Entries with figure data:
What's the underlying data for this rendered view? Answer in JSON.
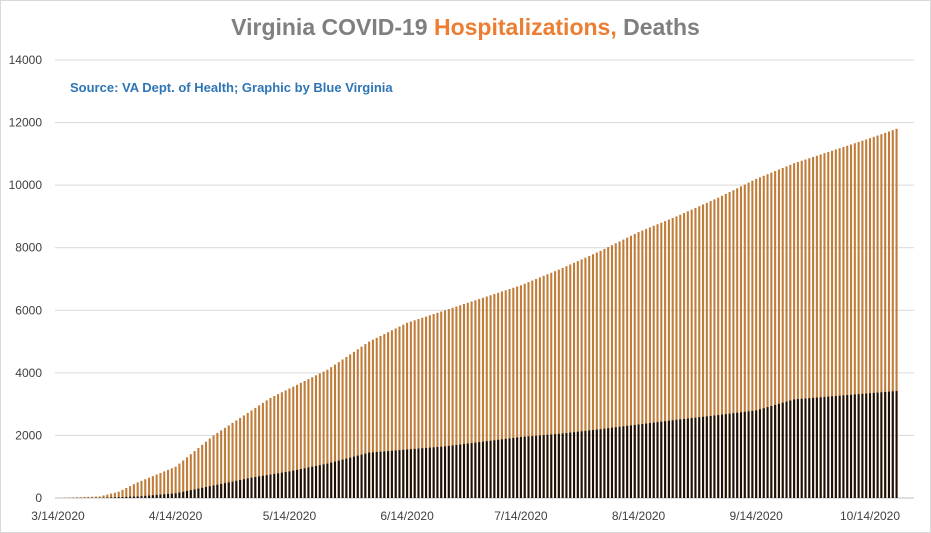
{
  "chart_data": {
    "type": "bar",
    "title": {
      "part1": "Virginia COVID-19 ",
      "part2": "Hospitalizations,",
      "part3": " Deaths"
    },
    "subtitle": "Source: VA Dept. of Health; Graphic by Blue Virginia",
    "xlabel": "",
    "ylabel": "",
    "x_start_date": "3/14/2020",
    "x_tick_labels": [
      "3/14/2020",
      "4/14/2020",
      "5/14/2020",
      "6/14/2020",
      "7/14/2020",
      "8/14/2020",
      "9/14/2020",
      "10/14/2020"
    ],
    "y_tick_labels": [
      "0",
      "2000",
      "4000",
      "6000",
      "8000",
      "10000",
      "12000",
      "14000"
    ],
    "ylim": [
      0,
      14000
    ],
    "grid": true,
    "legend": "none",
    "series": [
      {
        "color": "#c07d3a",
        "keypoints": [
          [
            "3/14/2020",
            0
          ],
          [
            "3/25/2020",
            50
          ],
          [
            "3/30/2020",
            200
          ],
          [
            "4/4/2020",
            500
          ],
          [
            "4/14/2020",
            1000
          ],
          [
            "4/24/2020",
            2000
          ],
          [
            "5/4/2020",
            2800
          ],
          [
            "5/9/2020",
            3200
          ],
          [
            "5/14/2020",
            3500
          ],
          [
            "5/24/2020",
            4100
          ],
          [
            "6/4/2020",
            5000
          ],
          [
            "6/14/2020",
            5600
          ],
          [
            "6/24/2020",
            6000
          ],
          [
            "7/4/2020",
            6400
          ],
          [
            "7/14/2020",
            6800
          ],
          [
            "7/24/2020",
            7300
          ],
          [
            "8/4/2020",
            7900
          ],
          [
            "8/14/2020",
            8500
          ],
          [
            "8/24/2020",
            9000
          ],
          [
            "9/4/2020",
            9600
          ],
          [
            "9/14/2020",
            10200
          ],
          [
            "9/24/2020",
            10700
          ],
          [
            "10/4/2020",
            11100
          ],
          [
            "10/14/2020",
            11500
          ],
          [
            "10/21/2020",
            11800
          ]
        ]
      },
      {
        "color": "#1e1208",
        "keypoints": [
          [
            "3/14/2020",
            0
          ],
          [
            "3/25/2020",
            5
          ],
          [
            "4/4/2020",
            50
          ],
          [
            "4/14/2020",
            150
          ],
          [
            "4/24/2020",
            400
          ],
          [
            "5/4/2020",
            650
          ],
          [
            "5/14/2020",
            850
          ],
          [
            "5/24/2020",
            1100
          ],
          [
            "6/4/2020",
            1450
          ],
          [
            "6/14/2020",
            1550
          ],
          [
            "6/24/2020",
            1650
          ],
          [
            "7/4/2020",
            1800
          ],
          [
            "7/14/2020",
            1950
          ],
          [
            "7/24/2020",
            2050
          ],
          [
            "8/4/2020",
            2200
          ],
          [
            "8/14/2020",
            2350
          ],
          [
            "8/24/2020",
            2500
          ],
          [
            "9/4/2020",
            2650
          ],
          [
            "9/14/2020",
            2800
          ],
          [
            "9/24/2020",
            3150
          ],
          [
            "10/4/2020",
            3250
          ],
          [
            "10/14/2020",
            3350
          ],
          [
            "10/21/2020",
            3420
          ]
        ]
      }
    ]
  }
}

WHAT IS REQUIRED
Go through the listing above and write it out again exactly, dropping the pictures.

RESPONSE
What's the underlying data for this rendered view? Answer in JSON.
{
  "chart_data": {
    "type": "bar",
    "title": {
      "part1": "Virginia COVID-19 ",
      "part2": "Hospitalizations,",
      "part3": " Deaths"
    },
    "subtitle": "Source: VA Dept. of Health; Graphic by Blue Virginia",
    "xlabel": "",
    "ylabel": "",
    "x_start_date": "3/14/2020",
    "x_tick_labels": [
      "3/14/2020",
      "4/14/2020",
      "5/14/2020",
      "6/14/2020",
      "7/14/2020",
      "8/14/2020",
      "9/14/2020",
      "10/14/2020"
    ],
    "y_tick_labels": [
      "0",
      "2000",
      "4000",
      "6000",
      "8000",
      "10000",
      "12000",
      "14000"
    ],
    "ylim": [
      0,
      14000
    ],
    "grid": true,
    "legend": "none",
    "series": [
      {
        "color": "#c07d3a",
        "keypoints": [
          [
            "3/14/2020",
            0
          ],
          [
            "3/25/2020",
            50
          ],
          [
            "3/30/2020",
            200
          ],
          [
            "4/4/2020",
            500
          ],
          [
            "4/14/2020",
            1000
          ],
          [
            "4/24/2020",
            2000
          ],
          [
            "5/4/2020",
            2800
          ],
          [
            "5/9/2020",
            3200
          ],
          [
            "5/14/2020",
            3500
          ],
          [
            "5/24/2020",
            4100
          ],
          [
            "6/4/2020",
            5000
          ],
          [
            "6/14/2020",
            5600
          ],
          [
            "6/24/2020",
            6000
          ],
          [
            "7/4/2020",
            6400
          ],
          [
            "7/14/2020",
            6800
          ],
          [
            "7/24/2020",
            7300
          ],
          [
            "8/4/2020",
            7900
          ],
          [
            "8/14/2020",
            8500
          ],
          [
            "8/24/2020",
            9000
          ],
          [
            "9/4/2020",
            9600
          ],
          [
            "9/14/2020",
            10200
          ],
          [
            "9/24/2020",
            10700
          ],
          [
            "10/4/2020",
            11100
          ],
          [
            "10/14/2020",
            11500
          ],
          [
            "10/21/2020",
            11800
          ]
        ]
      },
      {
        "color": "#1e1208",
        "keypoints": [
          [
            "3/14/2020",
            0
          ],
          [
            "3/25/2020",
            5
          ],
          [
            "4/4/2020",
            50
          ],
          [
            "4/14/2020",
            150
          ],
          [
            "4/24/2020",
            400
          ],
          [
            "5/4/2020",
            650
          ],
          [
            "5/14/2020",
            850
          ],
          [
            "5/24/2020",
            1100
          ],
          [
            "6/4/2020",
            1450
          ],
          [
            "6/14/2020",
            1550
          ],
          [
            "6/24/2020",
            1650
          ],
          [
            "7/4/2020",
            1800
          ],
          [
            "7/14/2020",
            1950
          ],
          [
            "7/24/2020",
            2050
          ],
          [
            "8/4/2020",
            2200
          ],
          [
            "8/14/2020",
            2350
          ],
          [
            "8/24/2020",
            2500
          ],
          [
            "9/4/2020",
            2650
          ],
          [
            "9/14/2020",
            2800
          ],
          [
            "9/24/2020",
            3150
          ],
          [
            "10/4/2020",
            3250
          ],
          [
            "10/14/2020",
            3350
          ],
          [
            "10/21/2020",
            3420
          ]
        ]
      }
    ]
  }
}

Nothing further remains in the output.